(Dataset items)
↓

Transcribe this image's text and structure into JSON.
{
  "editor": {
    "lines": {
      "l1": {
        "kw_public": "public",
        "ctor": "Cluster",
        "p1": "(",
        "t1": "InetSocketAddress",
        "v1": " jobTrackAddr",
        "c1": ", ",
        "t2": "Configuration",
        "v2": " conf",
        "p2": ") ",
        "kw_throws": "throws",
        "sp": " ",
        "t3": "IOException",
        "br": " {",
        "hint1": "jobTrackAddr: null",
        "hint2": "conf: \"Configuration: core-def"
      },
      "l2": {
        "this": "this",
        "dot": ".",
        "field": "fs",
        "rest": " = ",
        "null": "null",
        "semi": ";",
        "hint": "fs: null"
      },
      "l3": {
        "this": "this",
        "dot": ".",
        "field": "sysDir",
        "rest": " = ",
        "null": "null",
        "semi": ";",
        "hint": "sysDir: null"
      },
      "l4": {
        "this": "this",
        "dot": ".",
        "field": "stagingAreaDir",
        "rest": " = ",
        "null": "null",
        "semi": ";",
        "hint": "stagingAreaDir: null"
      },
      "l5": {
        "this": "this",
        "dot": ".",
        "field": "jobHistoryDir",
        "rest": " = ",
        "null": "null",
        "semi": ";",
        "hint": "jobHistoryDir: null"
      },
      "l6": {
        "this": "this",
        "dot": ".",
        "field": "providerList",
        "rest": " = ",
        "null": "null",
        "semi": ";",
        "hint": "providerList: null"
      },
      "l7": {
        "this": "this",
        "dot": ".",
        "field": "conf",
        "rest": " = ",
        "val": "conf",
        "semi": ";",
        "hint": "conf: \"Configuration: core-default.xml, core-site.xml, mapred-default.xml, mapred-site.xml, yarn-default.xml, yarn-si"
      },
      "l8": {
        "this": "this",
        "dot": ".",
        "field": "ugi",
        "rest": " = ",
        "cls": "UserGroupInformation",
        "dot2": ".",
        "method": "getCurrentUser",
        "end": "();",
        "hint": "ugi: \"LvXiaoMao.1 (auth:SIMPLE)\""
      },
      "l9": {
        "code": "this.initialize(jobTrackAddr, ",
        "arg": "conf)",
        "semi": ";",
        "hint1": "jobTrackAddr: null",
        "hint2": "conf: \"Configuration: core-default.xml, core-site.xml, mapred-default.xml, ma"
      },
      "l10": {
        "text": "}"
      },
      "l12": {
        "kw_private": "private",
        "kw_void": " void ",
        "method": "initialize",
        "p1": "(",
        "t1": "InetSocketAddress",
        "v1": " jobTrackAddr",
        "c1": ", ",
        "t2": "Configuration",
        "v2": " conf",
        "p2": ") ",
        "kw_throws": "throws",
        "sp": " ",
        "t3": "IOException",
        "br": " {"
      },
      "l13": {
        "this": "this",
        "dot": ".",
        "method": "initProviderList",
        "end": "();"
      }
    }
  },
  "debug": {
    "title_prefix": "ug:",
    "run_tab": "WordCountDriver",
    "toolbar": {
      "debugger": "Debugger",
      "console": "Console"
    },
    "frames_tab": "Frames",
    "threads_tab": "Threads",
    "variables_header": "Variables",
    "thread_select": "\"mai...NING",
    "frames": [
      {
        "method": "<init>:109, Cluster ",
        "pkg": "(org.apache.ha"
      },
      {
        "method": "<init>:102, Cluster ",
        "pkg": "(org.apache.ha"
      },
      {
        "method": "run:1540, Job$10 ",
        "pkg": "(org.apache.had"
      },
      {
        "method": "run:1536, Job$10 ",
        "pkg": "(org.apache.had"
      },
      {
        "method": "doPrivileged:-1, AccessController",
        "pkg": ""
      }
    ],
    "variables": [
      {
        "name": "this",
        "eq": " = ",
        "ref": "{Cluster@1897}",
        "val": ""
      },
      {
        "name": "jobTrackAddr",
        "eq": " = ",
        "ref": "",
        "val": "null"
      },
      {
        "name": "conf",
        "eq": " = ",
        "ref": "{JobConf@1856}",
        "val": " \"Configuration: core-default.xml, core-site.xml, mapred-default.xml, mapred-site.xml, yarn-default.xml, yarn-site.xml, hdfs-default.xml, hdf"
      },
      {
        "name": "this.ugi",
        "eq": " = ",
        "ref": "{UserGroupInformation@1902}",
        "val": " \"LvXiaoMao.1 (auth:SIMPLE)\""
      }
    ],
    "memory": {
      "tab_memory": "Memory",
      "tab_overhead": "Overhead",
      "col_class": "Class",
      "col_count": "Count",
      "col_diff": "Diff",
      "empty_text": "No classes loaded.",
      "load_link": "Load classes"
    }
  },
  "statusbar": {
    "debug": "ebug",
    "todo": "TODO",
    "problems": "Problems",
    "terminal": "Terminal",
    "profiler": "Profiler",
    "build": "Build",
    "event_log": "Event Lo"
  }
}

↑

Set exercise: Scan the lines above for "LvXiaoMao", then copy every one that has it.

Written solution:
        "hint": "ugi: \"LvXiaoMao.1 (auth:SIMPLE)\""
        "val": " \"LvXiaoMao.1 (auth:SIMPLE)\""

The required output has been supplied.